/---
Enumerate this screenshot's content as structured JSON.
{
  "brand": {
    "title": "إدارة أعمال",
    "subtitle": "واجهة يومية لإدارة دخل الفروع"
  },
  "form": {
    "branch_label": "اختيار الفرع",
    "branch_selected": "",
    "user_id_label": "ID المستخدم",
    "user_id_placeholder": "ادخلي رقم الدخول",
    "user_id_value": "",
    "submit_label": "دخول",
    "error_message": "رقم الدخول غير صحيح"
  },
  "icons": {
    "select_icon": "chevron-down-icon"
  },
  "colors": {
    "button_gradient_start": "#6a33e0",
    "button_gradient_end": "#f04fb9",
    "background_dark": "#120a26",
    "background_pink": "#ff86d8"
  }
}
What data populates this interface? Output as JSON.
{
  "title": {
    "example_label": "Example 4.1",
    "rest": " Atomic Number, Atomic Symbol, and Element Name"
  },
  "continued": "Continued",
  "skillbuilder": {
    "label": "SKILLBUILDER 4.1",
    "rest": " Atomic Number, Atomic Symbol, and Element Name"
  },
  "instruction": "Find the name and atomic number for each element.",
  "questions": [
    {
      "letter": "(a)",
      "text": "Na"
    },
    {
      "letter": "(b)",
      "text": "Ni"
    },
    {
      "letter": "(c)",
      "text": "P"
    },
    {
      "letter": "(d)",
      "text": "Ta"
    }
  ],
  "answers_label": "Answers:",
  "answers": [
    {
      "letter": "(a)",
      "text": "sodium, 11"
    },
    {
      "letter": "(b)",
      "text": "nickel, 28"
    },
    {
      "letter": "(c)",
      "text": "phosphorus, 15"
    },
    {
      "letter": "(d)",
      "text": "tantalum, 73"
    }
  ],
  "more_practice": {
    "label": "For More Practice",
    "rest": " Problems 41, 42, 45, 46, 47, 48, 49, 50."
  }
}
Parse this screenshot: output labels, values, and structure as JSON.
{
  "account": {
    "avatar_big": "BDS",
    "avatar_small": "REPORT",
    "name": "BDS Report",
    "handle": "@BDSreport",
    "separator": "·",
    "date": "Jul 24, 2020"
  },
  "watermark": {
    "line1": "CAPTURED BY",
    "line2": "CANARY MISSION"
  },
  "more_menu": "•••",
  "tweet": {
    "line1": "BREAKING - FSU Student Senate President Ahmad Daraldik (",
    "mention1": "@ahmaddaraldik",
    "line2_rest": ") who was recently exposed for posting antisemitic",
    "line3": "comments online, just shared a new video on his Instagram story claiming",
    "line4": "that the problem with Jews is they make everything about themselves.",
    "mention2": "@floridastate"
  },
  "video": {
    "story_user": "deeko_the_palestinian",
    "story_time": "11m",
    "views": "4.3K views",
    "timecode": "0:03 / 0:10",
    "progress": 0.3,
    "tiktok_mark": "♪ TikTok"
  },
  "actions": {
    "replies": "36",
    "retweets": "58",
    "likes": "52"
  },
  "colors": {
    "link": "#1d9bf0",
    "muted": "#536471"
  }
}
\---
**The problem:** Every line above should be retyped exactly as given.

**Task output:**
Enumerate this screenshot's content as structured JSON.
{
  "brand": {
    "title": "إدارة أعمال",
    "subtitle": "واجهة يومية لإدارة دخل الفروع"
  },
  "form": {
    "branch_label": "اختيار الفرع",
    "branch_selected": "",
    "user_id_label": "ID المستخدم",
    "user_id_placeholder": "ادخلي رقم الدخول",
    "user_id_value": "",
    "submit_label": "دخول",
    "error_message": "رقم الدخول غير صحيح"
  },
  "icons": {
    "select_icon": "chevron-down-icon"
  },
  "colors": {
    "button_gradient_start": "#6a33e0",
    "button_gradient_end": "#f04fb9",
    "background_dark": "#120a26",
    "background_pink": "#ff86d8"
  }
}
What data populates this interface? Output as JSON.
{
  "title": {
    "example_label": "Example 4.1",
    "rest": " Atomic Number, Atomic Symbol, and Element Name"
  },
  "continued": "Continued",
  "skillbuilder": {
    "label": "SKILLBUILDER 4.1",
    "rest": " Atomic Number, Atomic Symbol, and Element Name"
  },
  "instruction": "Find the name and atomic number for each element.",
  "questions": [
    {
      "letter": "(a)",
      "text": "Na"
    },
    {
      "letter": "(b)",
      "text": "Ni"
    },
    {
      "letter": "(c)",
      "text": "P"
    },
    {
      "letter": "(d)",
      "text": "Ta"
    }
  ],
  "answers_label": "Answers:",
  "answers": [
    {
      "letter": "(a)",
      "text": "sodium, 11"
    },
    {
      "letter": "(b)",
      "text": "nickel, 28"
    },
    {
      "letter": "(c)",
      "text": "phosphorus, 15"
    },
    {
      "letter": "(d)",
      "text": "tantalum, 73"
    }
  ],
  "more_practice": {
    "label": "For More Practice",
    "rest": " Problems 41, 42, 45, 46, 47, 48, 49, 50."
  }
}
Parse this screenshot: output labels, values, and structure as JSON.
{
  "account": {
    "avatar_big": "BDS",
    "avatar_small": "REPORT",
    "name": "BDS Report",
    "handle": "@BDSreport",
    "separator": "·",
    "date": "Jul 24, 2020"
  },
  "watermark": {
    "line1": "CAPTURED BY",
    "line2": "CANARY MISSION"
  },
  "more_menu": "•••",
  "tweet": {
    "line1": "BREAKING - FSU Student Senate President Ahmad Daraldik (",
    "mention1": "@ahmaddaraldik",
    "line2_rest": ") who was recently exposed for posting antisemitic",
    "line3": "comments online, just shared a new video on his Instagram story claiming",
    "line4": "that the problem with Jews is they make everything about themselves.",
    "mention2": "@floridastate"
  },
  "video": {
    "story_user": "deeko_the_palestinian",
    "story_time": "11m",
    "views": "4.3K views",
    "timecode": "0:03 / 0:10",
    "progress": 0.3,
    "tiktok_mark": "♪ TikTok"
  },
  "actions": {
    "replies": "36",
    "retweets": "58",
    "likes": "52"
  },
  "colors": {
    "link": "#1d9bf0",
    "muted": "#536471"
  }
}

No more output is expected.